▶ _RECORDS FOR THIS EXERCISE_:

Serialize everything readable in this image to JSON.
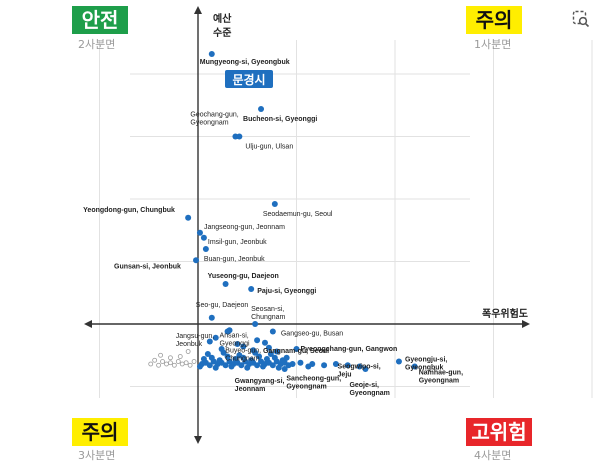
{
  "colors": {
    "dot": "#1f6fbf",
    "grid": "#e2e2e2",
    "axis": "#333333",
    "safe_bg": "#1e9e4a",
    "caution_bg": "#ffee00",
    "danger_bg": "#e8262a",
    "highlight_bg": "#1f6fbf"
  },
  "quadrants": {
    "q2": {
      "label": "안전",
      "sub": "2사분면"
    },
    "q1": {
      "label": "주의",
      "sub": "1사분면"
    },
    "q3": {
      "label": "주의",
      "sub": "3사분면"
    },
    "q4": {
      "label": "고위험",
      "sub": "4사분면"
    }
  },
  "top_right_icon": "image-search-icon",
  "chart_data": {
    "type": "scatter",
    "title": "",
    "xlabel": "폭우위험도",
    "ylabel": "예산 수준",
    "grid": true,
    "xlim": [
      -1.0,
      2.3
    ],
    "ylim": [
      -1.0,
      2.3
    ],
    "highlight": {
      "name": "Mungyeong-si, Gyeongbuk",
      "label": "문경시"
    },
    "labeled_points": [
      {
        "name": "Mungyeong-si, Gyeongbuk",
        "x": 0.07,
        "y": 2.16,
        "bold": true
      },
      {
        "name": "Bucheon-si, Gyeonggi",
        "x": 0.32,
        "y": 1.72,
        "bold": true
      },
      {
        "name": "Geochang-gun, Gyeongnam",
        "x": 0.19,
        "y": 1.5,
        "bold": false
      },
      {
        "name": "Ulju-gun, Ulsan",
        "x": 0.21,
        "y": 1.5,
        "bold": false
      },
      {
        "name": "Seodaemun-gu, Seoul",
        "x": 0.39,
        "y": 0.96,
        "bold": false
      },
      {
        "name": "Yeongdong-gun, Chungbuk",
        "x": -0.05,
        "y": 0.85,
        "bold": true
      },
      {
        "name": "Jangseong-gun, Jeonnam",
        "x": 0.01,
        "y": 0.73,
        "bold": false
      },
      {
        "name": "Imsil-gun, Jeonbuk",
        "x": 0.03,
        "y": 0.69,
        "bold": false
      },
      {
        "name": "Buan-gun, Jeonbuk",
        "x": 0.04,
        "y": 0.6,
        "bold": false
      },
      {
        "name": "Gunsan-si, Jeonbuk",
        "x": -0.01,
        "y": 0.51,
        "bold": true
      },
      {
        "name": "Yuseong-gu, Daejeon",
        "x": 0.14,
        "y": 0.32,
        "bold": true
      },
      {
        "name": "Paju-si, Gyeonggi",
        "x": 0.27,
        "y": 0.28,
        "bold": true
      },
      {
        "name": "Seo-gu, Daejeon",
        "x": 0.07,
        "y": 0.05,
        "bold": false
      },
      {
        "name": "Seosan-si, Chungnam",
        "x": 0.29,
        "y": 0.0,
        "bold": false
      },
      {
        "name": "Ansan-si, Gyeonggi",
        "x": 0.15,
        "y": -0.06,
        "bold": false
      },
      {
        "name": "Gangseo-gu, Busan",
        "x": 0.38,
        "y": -0.06,
        "bold": false
      },
      {
        "name": "Jangsu-gun, Jeonbuk",
        "x": 0.09,
        "y": -0.11,
        "bold": false
      },
      {
        "name": "Gangnam-gu, Seoul",
        "x": 0.34,
        "y": -0.15,
        "bold": true
      },
      {
        "name": "Buyeo-gun, Chungnam",
        "x": 0.23,
        "y": -0.18,
        "bold": false
      },
      {
        "name": "Pyeongchang-gun, Gangwon",
        "x": 0.5,
        "y": -0.2,
        "bold": true
      },
      {
        "name": "Seogwipo-si, Jeju",
        "x": 0.82,
        "y": -0.34,
        "bold": true
      },
      {
        "name": "Gyeongju-si, Gyeongbuk",
        "x": 1.02,
        "y": -0.3,
        "bold": true
      },
      {
        "name": "Namhae-gun, Gyeongnam",
        "x": 1.1,
        "y": -0.34,
        "bold": true
      },
      {
        "name": "Gwangyang-si, Jeonnam",
        "x": 0.44,
        "y": -0.36,
        "bold": true
      },
      {
        "name": "Sancheong-gun, Gyeongnam",
        "x": 0.56,
        "y": -0.34,
        "bold": true
      },
      {
        "name": "Geoje-si, Gyeongnam",
        "x": 0.85,
        "y": -0.36,
        "bold": true
      }
    ],
    "cluster_points": [
      [
        0.02,
        -0.32
      ],
      [
        0.04,
        -0.31
      ],
      [
        0.06,
        -0.33
      ],
      [
        0.08,
        -0.3
      ],
      [
        0.1,
        -0.32
      ],
      [
        0.12,
        -0.31
      ],
      [
        0.14,
        -0.33
      ],
      [
        0.16,
        -0.3
      ],
      [
        0.18,
        -0.32
      ],
      [
        0.2,
        -0.31
      ],
      [
        0.22,
        -0.33
      ],
      [
        0.24,
        -0.3
      ],
      [
        0.26,
        -0.32
      ],
      [
        0.28,
        -0.31
      ],
      [
        0.3,
        -0.33
      ],
      [
        0.32,
        -0.3
      ],
      [
        0.34,
        -0.32
      ],
      [
        0.36,
        -0.31
      ],
      [
        0.38,
        -0.33
      ],
      [
        0.4,
        -0.3
      ],
      [
        0.42,
        -0.32
      ],
      [
        0.44,
        -0.31
      ],
      [
        0.46,
        -0.33
      ],
      [
        0.48,
        -0.32
      ],
      [
        0.03,
        -0.28
      ],
      [
        0.07,
        -0.27
      ],
      [
        0.11,
        -0.29
      ],
      [
        0.15,
        -0.26
      ],
      [
        0.19,
        -0.28
      ],
      [
        0.23,
        -0.27
      ],
      [
        0.27,
        -0.29
      ],
      [
        0.31,
        -0.26
      ],
      [
        0.35,
        -0.28
      ],
      [
        0.39,
        -0.27
      ],
      [
        0.43,
        -0.29
      ],
      [
        0.05,
        -0.24
      ],
      [
        0.13,
        -0.23
      ],
      [
        0.21,
        -0.25
      ],
      [
        0.29,
        -0.23
      ],
      [
        0.37,
        -0.24
      ],
      [
        0.45,
        -0.27
      ],
      [
        0.01,
        -0.34
      ],
      [
        0.09,
        -0.35
      ],
      [
        0.17,
        -0.34
      ],
      [
        0.25,
        -0.35
      ],
      [
        0.33,
        -0.34
      ],
      [
        0.41,
        -0.35
      ],
      [
        0.12,
        -0.2
      ],
      [
        0.28,
        -0.21
      ],
      [
        0.36,
        -0.19
      ],
      [
        0.2,
        -0.16
      ],
      [
        0.3,
        -0.13
      ],
      [
        0.52,
        -0.31
      ],
      [
        0.58,
        -0.32
      ],
      [
        0.64,
        -0.33
      ],
      [
        0.7,
        -0.32
      ],
      [
        0.76,
        -0.33
      ],
      [
        0.06,
        -0.14
      ],
      [
        0.16,
        -0.05
      ],
      [
        0.4,
        -0.22
      ]
    ],
    "faint_points": [
      [
        -0.24,
        -0.32
      ],
      [
        -0.22,
        -0.29
      ],
      [
        -0.2,
        -0.33
      ],
      [
        -0.18,
        -0.3
      ],
      [
        -0.16,
        -0.32
      ],
      [
        -0.14,
        -0.31
      ],
      [
        -0.12,
        -0.33
      ],
      [
        -0.1,
        -0.3
      ],
      [
        -0.08,
        -0.32
      ],
      [
        -0.06,
        -0.31
      ],
      [
        -0.04,
        -0.33
      ],
      [
        -0.02,
        -0.3
      ],
      [
        -0.19,
        -0.25
      ],
      [
        -0.09,
        -0.26
      ],
      [
        -0.05,
        -0.22
      ],
      [
        -0.14,
        -0.27
      ]
    ]
  }
}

▶ _YOUR GOAL_:
Using the material above, gather every line that includes "Mungyeong".

▶ _SOLUTION TO THIS PROBLEM_:
      "name": "Mungyeong-si, Gyeongbuk",
        "name": "Mungyeong-si, Gyeongbuk",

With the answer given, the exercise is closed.